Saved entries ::
· · · · · · ·
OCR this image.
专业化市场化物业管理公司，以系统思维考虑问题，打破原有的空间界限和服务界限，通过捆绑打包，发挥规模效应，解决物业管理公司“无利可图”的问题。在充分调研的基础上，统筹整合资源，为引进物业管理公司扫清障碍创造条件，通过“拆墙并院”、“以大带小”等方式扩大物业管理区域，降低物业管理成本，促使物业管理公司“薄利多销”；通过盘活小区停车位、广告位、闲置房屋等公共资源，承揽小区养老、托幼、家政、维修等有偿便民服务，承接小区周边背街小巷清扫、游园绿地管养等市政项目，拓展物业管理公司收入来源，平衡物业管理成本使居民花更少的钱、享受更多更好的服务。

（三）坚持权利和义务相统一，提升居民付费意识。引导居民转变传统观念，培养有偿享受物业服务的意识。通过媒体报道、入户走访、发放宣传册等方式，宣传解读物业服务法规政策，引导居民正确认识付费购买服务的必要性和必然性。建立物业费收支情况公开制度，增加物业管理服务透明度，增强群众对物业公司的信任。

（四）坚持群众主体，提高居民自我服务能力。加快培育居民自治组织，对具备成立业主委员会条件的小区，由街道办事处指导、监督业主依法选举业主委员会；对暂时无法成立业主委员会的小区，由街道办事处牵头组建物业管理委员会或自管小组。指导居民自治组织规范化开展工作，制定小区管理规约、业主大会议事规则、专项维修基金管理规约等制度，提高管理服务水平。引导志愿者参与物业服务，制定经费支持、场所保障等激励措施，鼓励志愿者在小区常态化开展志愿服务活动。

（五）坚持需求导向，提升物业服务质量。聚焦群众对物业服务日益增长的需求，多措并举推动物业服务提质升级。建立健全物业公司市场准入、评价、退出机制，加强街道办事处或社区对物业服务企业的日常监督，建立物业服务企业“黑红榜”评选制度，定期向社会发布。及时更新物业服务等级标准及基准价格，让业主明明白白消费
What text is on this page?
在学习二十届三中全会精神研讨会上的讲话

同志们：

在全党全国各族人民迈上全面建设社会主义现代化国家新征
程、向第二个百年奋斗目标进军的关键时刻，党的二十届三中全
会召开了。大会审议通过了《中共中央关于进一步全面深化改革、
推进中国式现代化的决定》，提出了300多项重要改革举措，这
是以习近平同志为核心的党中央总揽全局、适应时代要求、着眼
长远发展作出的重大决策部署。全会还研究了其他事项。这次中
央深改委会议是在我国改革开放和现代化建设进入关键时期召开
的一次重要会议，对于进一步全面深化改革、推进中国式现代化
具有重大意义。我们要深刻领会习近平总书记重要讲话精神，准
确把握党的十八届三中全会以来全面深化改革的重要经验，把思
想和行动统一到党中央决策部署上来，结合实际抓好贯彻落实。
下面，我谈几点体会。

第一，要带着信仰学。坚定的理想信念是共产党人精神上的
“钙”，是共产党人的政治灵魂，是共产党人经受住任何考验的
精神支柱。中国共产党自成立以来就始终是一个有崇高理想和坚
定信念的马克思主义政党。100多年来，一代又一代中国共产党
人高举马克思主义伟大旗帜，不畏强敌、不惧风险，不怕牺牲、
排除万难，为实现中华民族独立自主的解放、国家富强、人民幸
· · · · · · ·
What is asked :: Return all of the data precisely as it appears.

Solution to this task ::
OCR this image.
专业化市场化物业管理公司，以系统思维考虑问题，打破原有的空间界限和服务界限，通过捆绑打包，发挥规模效应，解决物业管理公司“无利可图”的问题。在充分调研的基础上，统筹整合资源，为引进物业管理公司扫清障碍创造条件，通过“拆墙并院”、“以大带小”等方式扩大物业管理区域，降低物业管理成本，促使物业管理公司“薄利多销”；通过盘活小区停车位、广告位、闲置房屋等公共资源，承揽小区养老、托幼、家政、维修等有偿便民服务，承接小区周边背街小巷清扫、游园绿地管养等市政项目，拓展物业管理公司收入来源，平衡物业管理成本使居民花更少的钱、享受更多更好的服务。

（三）坚持权利和义务相统一，提升居民付费意识。引导居民转变传统观念，培养有偿享受物业服务的意识。通过媒体报道、入户走访、发放宣传册等方式，宣传解读物业服务法规政策，引导居民正确认识付费购买服务的必要性和必然性。建立物业费收支情况公开制度，增加物业管理服务透明度，增强群众对物业公司的信任。

（四）坚持群众主体，提高居民自我服务能力。加快培育居民自治组织，对具备成立业主委员会条件的小区，由街道办事处指导、监督业主依法选举业主委员会；对暂时无法成立业主委员会的小区，由街道办事处牵头组建物业管理委员会或自管小组。指导居民自治组织规范化开展工作，制定小区管理规约、业主大会议事规则、专项维修基金管理规约等制度，提高管理服务水平。引导志愿者参与物业服务，制定经费支持、场所保障等激励措施，鼓励志愿者在小区常态化开展志愿服务活动。

（五）坚持需求导向，提升物业服务质量。聚焦群众对物业服务日益增长的需求，多措并举推动物业服务提质升级。建立健全物业公司市场准入、评价、退出机制，加强街道办事处或社区对物业服务企业的日常监督，建立物业服务企业“黑红榜”评选制度，定期向社会发布。及时更新物业服务等级标准及基准价格，让业主明明白白消费
What text is on this page?
在学习二十届三中全会精神研讨会上的讲话

同志们：

在全党全国各族人民迈上全面建设社会主义现代化国家新征
程、向第二个百年奋斗目标进军的关键时刻，党的二十届三中全
会召开了。大会审议通过了《中共中央关于进一步全面深化改革、
推进中国式现代化的决定》，提出了300多项重要改革举措，这
是以习近平同志为核心的党中央总揽全局、适应时代要求、着眼
长远发展作出的重大决策部署。全会还研究了其他事项。这次中
央深改委会议是在我国改革开放和现代化建设进入关键时期召开
的一次重要会议，对于进一步全面深化改革、推进中国式现代化
具有重大意义。我们要深刻领会习近平总书记重要讲话精神，准
确把握党的十八届三中全会以来全面深化改革的重要经验，把思
想和行动统一到党中央决策部署上来，结合实际抓好贯彻落实。
下面，我谈几点体会。

第一，要带着信仰学。坚定的理想信念是共产党人精神上的
“钙”，是共产党人的政治灵魂，是共产党人经受住任何考验的
精神支柱。中国共产党自成立以来就始终是一个有崇高理想和坚
定信念的马克思主义政党。100多年来，一代又一代中国共产党
人高举马克思主义伟大旗帜，不畏强敌、不惧风险，不怕牺牲、
排除万难，为实现中华民族独立自主的解放、国家富强、人民幸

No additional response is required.